Data extract:
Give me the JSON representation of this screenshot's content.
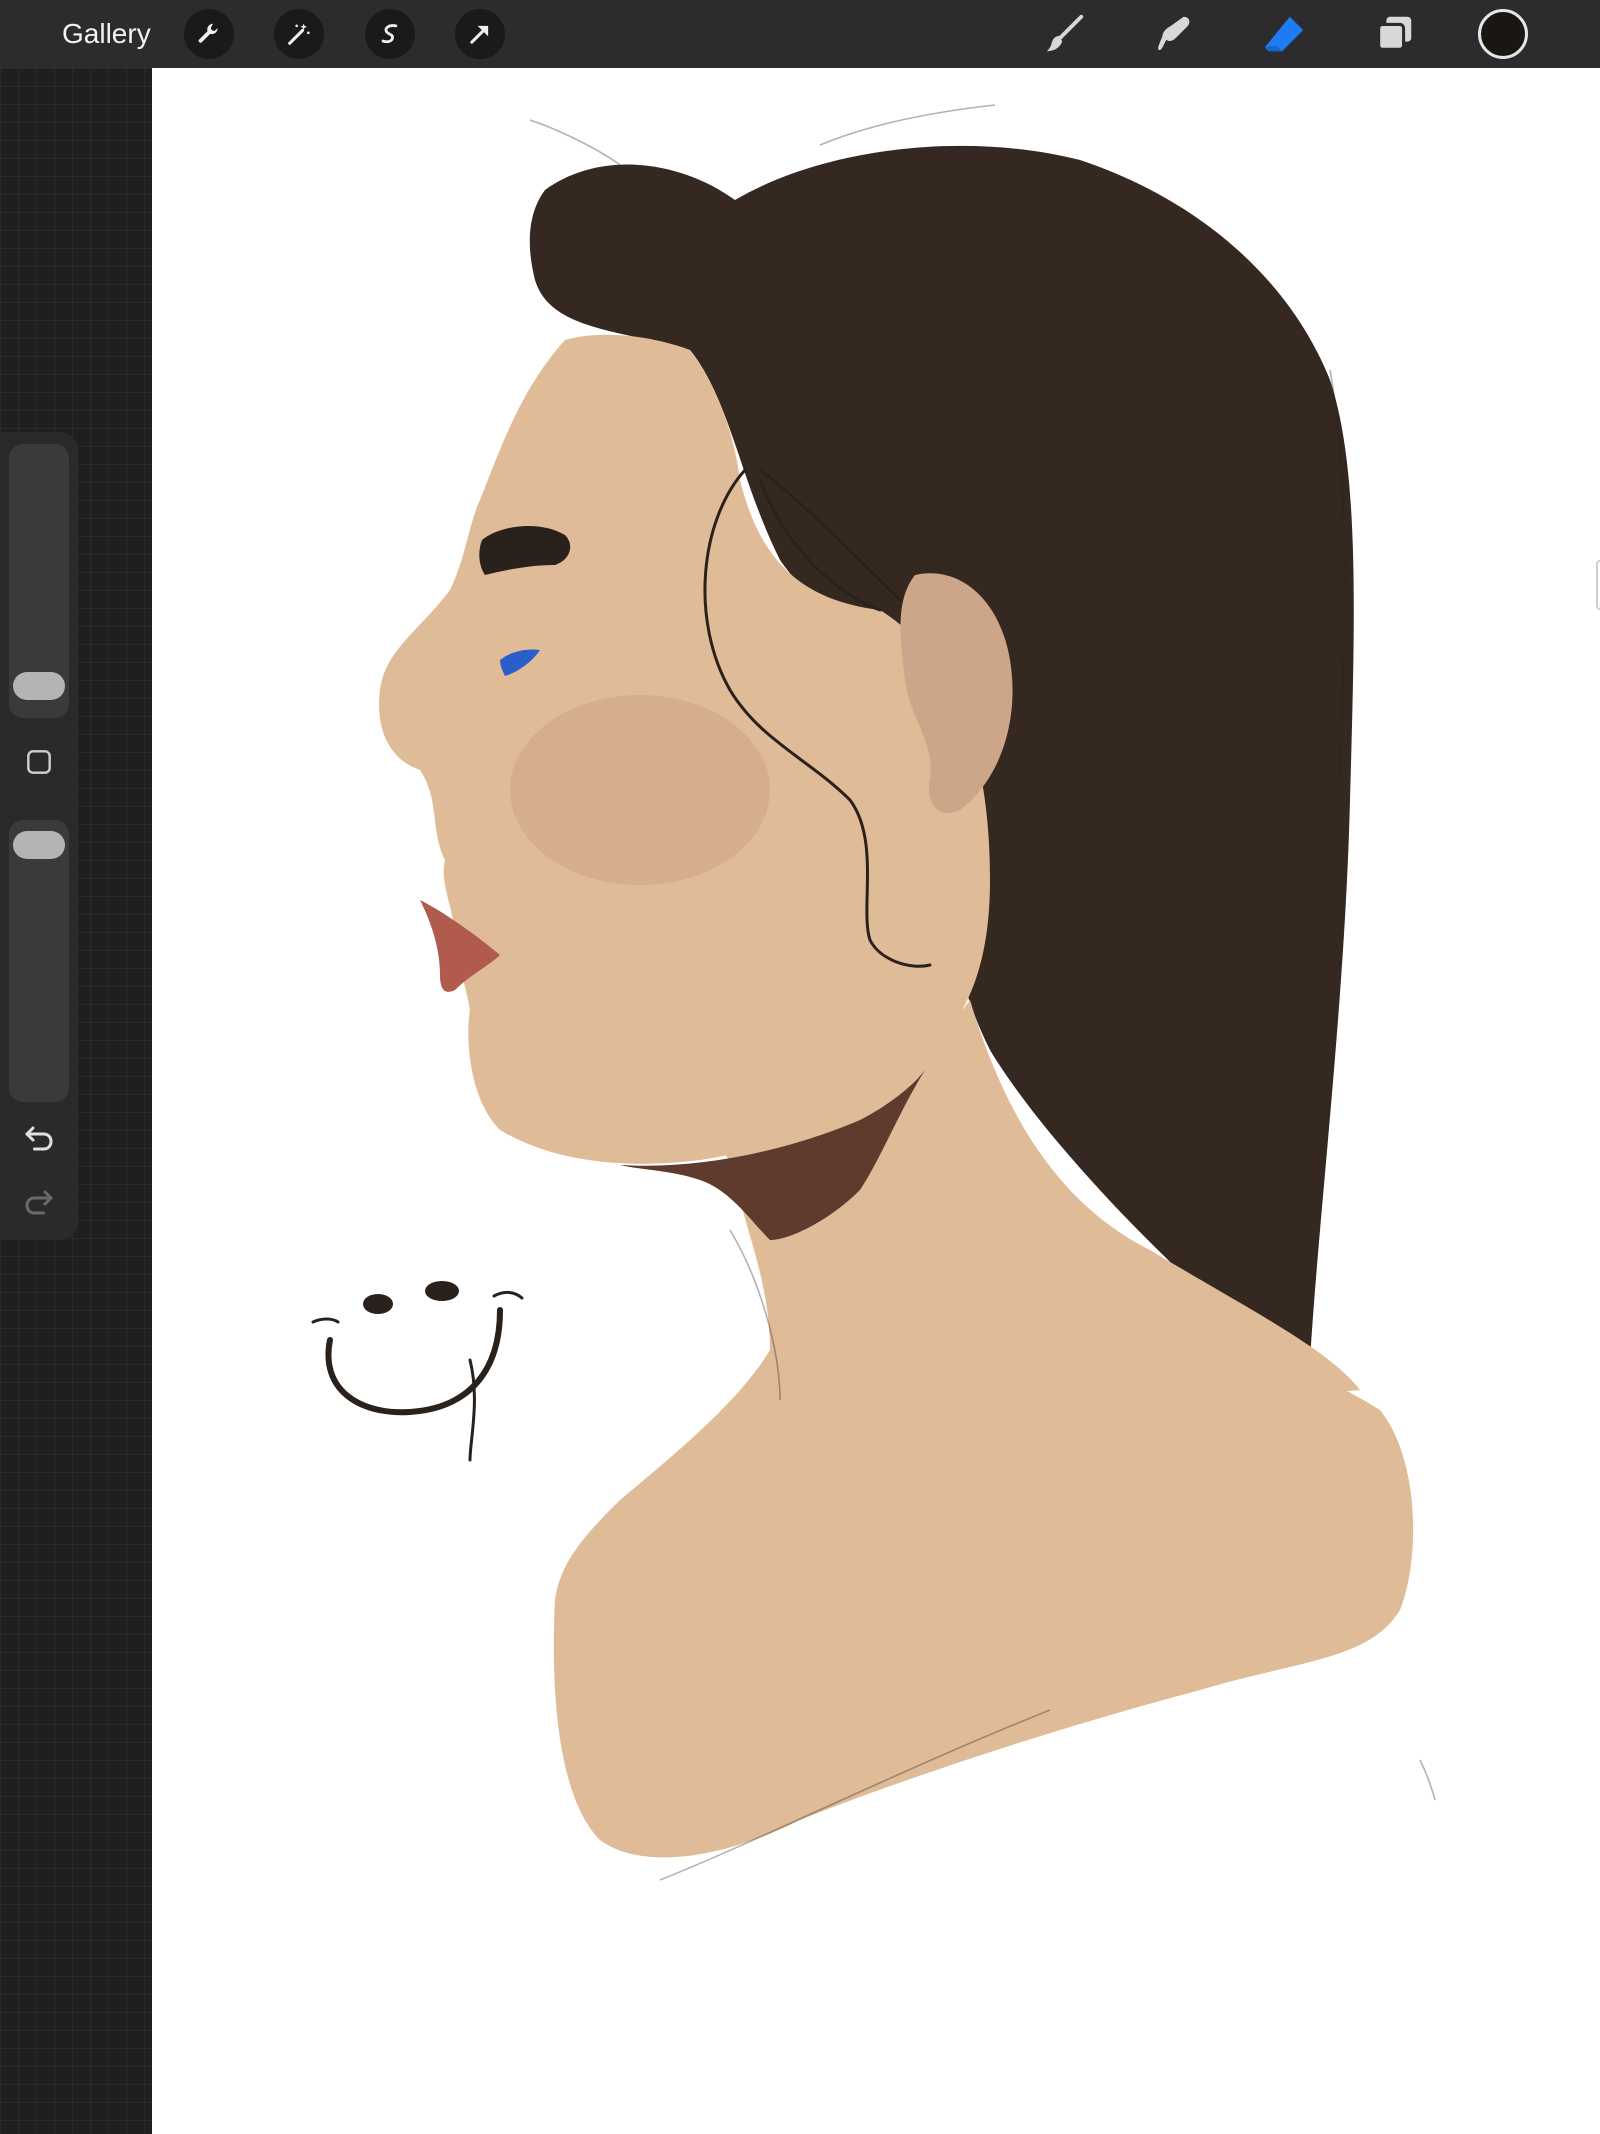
{
  "toolbar": {
    "gallery_label": "Gallery",
    "left_tools": [
      {
        "icon": "wrench-icon"
      },
      {
        "icon": "magic-wand-icon"
      },
      {
        "icon": "selection-icon"
      },
      {
        "icon": "transform-arrow-icon"
      }
    ],
    "right_tools": [
      {
        "icon": "brush-icon"
      },
      {
        "icon": "smudge-icon"
      },
      {
        "icon": "eraser-icon",
        "active": true
      },
      {
        "icon": "layers-icon"
      }
    ],
    "current_color": "#1a1614",
    "active_tool_color": "#1e7cf2"
  },
  "sidebar": {
    "brush_size_level": 0.06,
    "opacity_level": 0.97
  },
  "canvas": {
    "background": "#ffffff",
    "colors": {
      "hair": "#342821",
      "skin": "#e0bb98",
      "shadow": "#5e3b2d",
      "lips": "#b05b4e",
      "ear": "#cda589",
      "blush": "#c9a081",
      "eye": "#2a5ec8",
      "line": "#2b211c"
    }
  }
}
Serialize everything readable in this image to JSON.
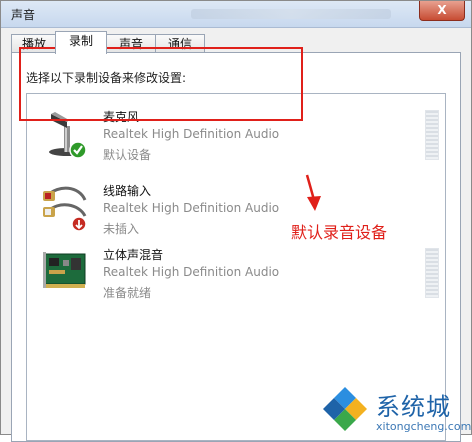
{
  "window": {
    "title": "声音",
    "close_symbol": "X"
  },
  "tabs": [
    {
      "label": "播放",
      "active": false
    },
    {
      "label": "录制",
      "active": true
    },
    {
      "label": "声音",
      "active": false
    },
    {
      "label": "通信",
      "active": false
    }
  ],
  "instruction": "选择以下录制设备来修改设置:",
  "devices": [
    {
      "name": "麦克风",
      "driver": "Realtek High Definition Audio",
      "status": "默认设备",
      "icon": "microphone-icon",
      "badge": "default-check-icon"
    },
    {
      "name": "线路输入",
      "driver": "Realtek High Definition Audio",
      "status": "未插入",
      "icon": "line-in-icon",
      "badge": "unplugged-icon"
    },
    {
      "name": "立体声混音",
      "driver": "Realtek High Definition Audio",
      "status": "准备就绪",
      "icon": "sound-card-icon",
      "badge": null
    }
  ],
  "annotation": {
    "text": "默认录音设备",
    "color": "#e0201a"
  },
  "watermark": {
    "brand": "系统城",
    "url": "xitongcheng.com"
  }
}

Stated problem: Omit the pictures and output all of the other material exactly.

Solution for this problem:
Give me the JSON representation of this screenshot's content.
{
  "toolbar": {
    "gallery_label": "Gallery",
    "left_tools": [
      {
        "icon": "wrench-icon"
      },
      {
        "icon": "magic-wand-icon"
      },
      {
        "icon": "selection-icon"
      },
      {
        "icon": "transform-arrow-icon"
      }
    ],
    "right_tools": [
      {
        "icon": "brush-icon"
      },
      {
        "icon": "smudge-icon"
      },
      {
        "icon": "eraser-icon",
        "active": true
      },
      {
        "icon": "layers-icon"
      }
    ],
    "current_color": "#1a1614",
    "active_tool_color": "#1e7cf2"
  },
  "sidebar": {
    "brush_size_level": 0.06,
    "opacity_level": 0.97
  },
  "canvas": {
    "background": "#ffffff",
    "colors": {
      "hair": "#342821",
      "skin": "#e0bb98",
      "shadow": "#5e3b2d",
      "lips": "#b05b4e",
      "ear": "#cda589",
      "blush": "#c9a081",
      "eye": "#2a5ec8",
      "line": "#2b211c"
    }
  }
}
Serialize everything readable in this image to JSON.
{
  "window": {
    "title": "声音",
    "close_symbol": "X"
  },
  "tabs": [
    {
      "label": "播放",
      "active": false
    },
    {
      "label": "录制",
      "active": true
    },
    {
      "label": "声音",
      "active": false
    },
    {
      "label": "通信",
      "active": false
    }
  ],
  "instruction": "选择以下录制设备来修改设置:",
  "devices": [
    {
      "name": "麦克风",
      "driver": "Realtek High Definition Audio",
      "status": "默认设备",
      "icon": "microphone-icon",
      "badge": "default-check-icon"
    },
    {
      "name": "线路输入",
      "driver": "Realtek High Definition Audio",
      "status": "未插入",
      "icon": "line-in-icon",
      "badge": "unplugged-icon"
    },
    {
      "name": "立体声混音",
      "driver": "Realtek High Definition Audio",
      "status": "准备就绪",
      "icon": "sound-card-icon",
      "badge": null
    }
  ],
  "annotation": {
    "text": "默认录音设备",
    "color": "#e0201a"
  },
  "watermark": {
    "brand": "系统城",
    "url": "xitongcheng.com"
  }
}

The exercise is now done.